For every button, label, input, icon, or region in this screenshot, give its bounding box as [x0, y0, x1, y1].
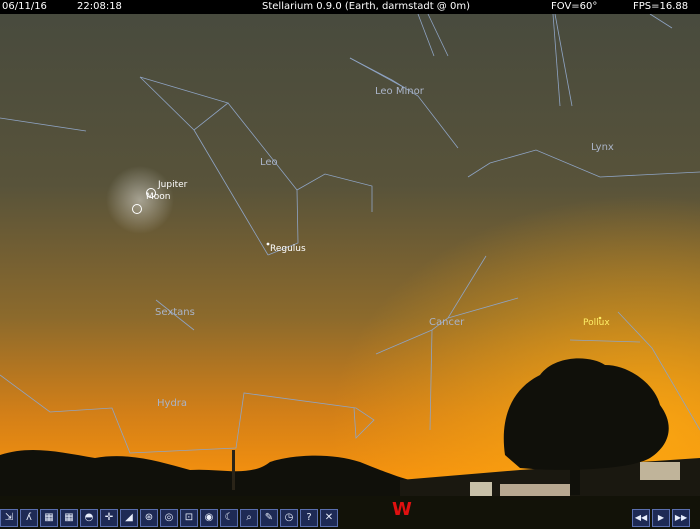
- time-play-icon[interactable]: ▶: [652, 509, 670, 527]
- label-jupiter[interactable]: Jupiter: [158, 180, 187, 190]
- label-regulus[interactable]: Regulus: [270, 244, 306, 254]
- equatorial-grid-icon[interactable]: ▦: [40, 509, 58, 527]
- constellation-art-icon[interactable]: ʎ: [20, 509, 38, 527]
- fps-display: FPS=16.88: [633, 1, 689, 12]
- quit-icon[interactable]: ✕: [320, 509, 338, 527]
- cardinal-west: W: [392, 499, 412, 520]
- window-title: Stellarium 0.9.0 (Earth, darmstadt @ 0m): [262, 1, 470, 12]
- label-moon[interactable]: Moon: [146, 192, 170, 202]
- azimuthal-grid-icon[interactable]: ▦: [60, 509, 78, 527]
- time-rewind-icon[interactable]: ◀◀: [632, 509, 650, 527]
- label-pollux[interactable]: Pollux: [583, 318, 610, 328]
- time-toolbar: ◀◀ ▶ ▶▶: [632, 509, 690, 527]
- date-display: 06/11/16: [2, 1, 47, 12]
- nebulae-icon[interactable]: ⊛: [140, 509, 158, 527]
- sky-view-icon[interactable]: ◷: [280, 509, 298, 527]
- cardinal-points-icon[interactable]: ✛: [100, 509, 118, 527]
- label-leo-minor[interactable]: Leo Minor: [375, 86, 424, 97]
- help-icon[interactable]: ?: [300, 509, 318, 527]
- label-hydra[interactable]: Hydra: [157, 398, 187, 409]
- constellation-lines-icon[interactable]: ⇲: [0, 509, 18, 527]
- fov-display: FOV=60°: [551, 1, 598, 12]
- status-bar: 06/11/16 22:08:18 Stellarium 0.9.0 (Eart…: [0, 0, 700, 14]
- time-display: 22:08:18: [77, 1, 122, 12]
- mount-icon[interactable]: ⊡: [180, 509, 198, 527]
- atmosphere-icon[interactable]: ◢: [120, 509, 138, 527]
- configuration-icon[interactable]: ✎: [260, 509, 278, 527]
- label-leo[interactable]: Leo: [260, 157, 278, 168]
- time-forward-icon[interactable]: ▶▶: [672, 509, 690, 527]
- search-icon[interactable]: ⌕: [240, 509, 258, 527]
- sky-view[interactable]: [0, 0, 700, 529]
- ground-icon[interactable]: ◓: [80, 509, 98, 527]
- label-sextans[interactable]: Sextans: [155, 307, 195, 318]
- planet-labels-icon[interactable]: ◎: [160, 509, 178, 527]
- label-cancer[interactable]: Cancer: [429, 317, 464, 328]
- center-object-icon[interactable]: ◉: [200, 509, 218, 527]
- moon-marker[interactable]: [132, 204, 142, 214]
- regulus-star: [266, 242, 270, 246]
- main-toolbar: ⇲ ʎ ▦ ▦ ◓ ✛ ◢ ⊛ ◎ ⊡ ◉ ☾ ⌕ ✎ ◷? ✕: [0, 509, 338, 527]
- night-mode-icon[interactable]: ☾: [220, 509, 238, 527]
- label-lynx[interactable]: Lynx: [591, 142, 614, 153]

# Exercise prompt
Please pull out every line in the rows above that contains the string "view", copying each one in full.

# Exercise result
- sky-view-icon[interactable]: ◷: [280, 509, 298, 527]
- sky-view[interactable]: [0, 0, 700, 529]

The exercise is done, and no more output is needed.